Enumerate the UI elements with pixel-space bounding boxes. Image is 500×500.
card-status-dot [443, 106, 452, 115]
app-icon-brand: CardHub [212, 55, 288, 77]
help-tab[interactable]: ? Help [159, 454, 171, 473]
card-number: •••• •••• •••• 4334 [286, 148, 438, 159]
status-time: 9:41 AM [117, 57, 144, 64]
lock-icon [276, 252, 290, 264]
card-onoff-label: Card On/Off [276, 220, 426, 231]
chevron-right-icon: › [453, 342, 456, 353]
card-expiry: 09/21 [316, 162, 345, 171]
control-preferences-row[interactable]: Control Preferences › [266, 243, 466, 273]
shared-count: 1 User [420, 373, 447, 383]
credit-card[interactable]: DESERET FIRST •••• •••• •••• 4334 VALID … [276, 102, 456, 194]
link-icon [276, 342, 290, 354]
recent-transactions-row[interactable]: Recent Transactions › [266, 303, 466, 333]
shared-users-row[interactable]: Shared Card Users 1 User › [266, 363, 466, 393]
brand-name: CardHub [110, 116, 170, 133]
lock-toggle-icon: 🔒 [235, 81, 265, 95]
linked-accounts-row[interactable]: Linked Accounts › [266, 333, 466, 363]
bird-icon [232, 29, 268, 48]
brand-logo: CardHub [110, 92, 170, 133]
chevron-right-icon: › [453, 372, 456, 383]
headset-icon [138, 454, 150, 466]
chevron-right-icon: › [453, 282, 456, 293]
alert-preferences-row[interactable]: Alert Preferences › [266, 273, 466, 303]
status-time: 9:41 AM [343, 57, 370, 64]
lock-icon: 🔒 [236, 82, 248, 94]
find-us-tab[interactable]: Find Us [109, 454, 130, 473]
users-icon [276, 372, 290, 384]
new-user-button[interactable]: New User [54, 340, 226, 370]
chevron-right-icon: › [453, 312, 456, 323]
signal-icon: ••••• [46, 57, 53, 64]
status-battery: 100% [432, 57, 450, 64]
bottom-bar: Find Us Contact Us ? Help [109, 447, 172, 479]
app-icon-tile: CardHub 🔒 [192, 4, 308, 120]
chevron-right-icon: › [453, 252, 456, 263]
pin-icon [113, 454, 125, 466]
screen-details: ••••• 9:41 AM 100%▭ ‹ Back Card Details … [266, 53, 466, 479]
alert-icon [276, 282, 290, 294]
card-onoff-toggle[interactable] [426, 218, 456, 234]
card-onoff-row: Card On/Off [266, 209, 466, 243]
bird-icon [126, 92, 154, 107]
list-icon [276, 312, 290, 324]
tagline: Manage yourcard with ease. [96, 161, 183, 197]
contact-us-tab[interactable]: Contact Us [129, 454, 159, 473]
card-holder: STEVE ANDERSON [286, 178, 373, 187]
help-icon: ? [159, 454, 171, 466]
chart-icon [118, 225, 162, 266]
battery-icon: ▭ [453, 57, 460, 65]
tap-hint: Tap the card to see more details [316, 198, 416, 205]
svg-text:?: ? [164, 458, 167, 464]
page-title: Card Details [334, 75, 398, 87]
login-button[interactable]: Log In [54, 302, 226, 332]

Short exercise:
Rewrite the lines from the first one through the one containing "lock-toggle-icon: 🔒 [235, 81, 265, 95]", inclusive, changing "DESERET FIRST" to "DESERET CREDIT" and leaving everything else the same.

Exercise response:
Enumerate the UI elements with pixel-space bounding boxes. Image is 500×500.
card-status-dot [443, 106, 452, 115]
app-icon-brand: CardHub [212, 55, 288, 77]
help-tab[interactable]: ? Help [159, 454, 171, 473]
card-number: •••• •••• •••• 4334 [286, 148, 438, 159]
status-time: 9:41 AM [117, 57, 144, 64]
lock-icon [276, 252, 290, 264]
card-onoff-label: Card On/Off [276, 220, 426, 231]
chevron-right-icon: › [453, 342, 456, 353]
card-expiry: 09/21 [316, 162, 345, 171]
control-preferences-row[interactable]: Control Preferences › [266, 243, 466, 273]
shared-count: 1 User [420, 373, 447, 383]
credit-card[interactable]: DESERET CREDIT •••• •••• •••• 4334 VALID … [276, 102, 456, 194]
link-icon [276, 342, 290, 354]
recent-transactions-row[interactable]: Recent Transactions › [266, 303, 466, 333]
shared-users-row[interactable]: Shared Card Users 1 User › [266, 363, 466, 393]
brand-name: CardHub [110, 116, 170, 133]
lock-toggle-icon: 🔒 [235, 81, 265, 95]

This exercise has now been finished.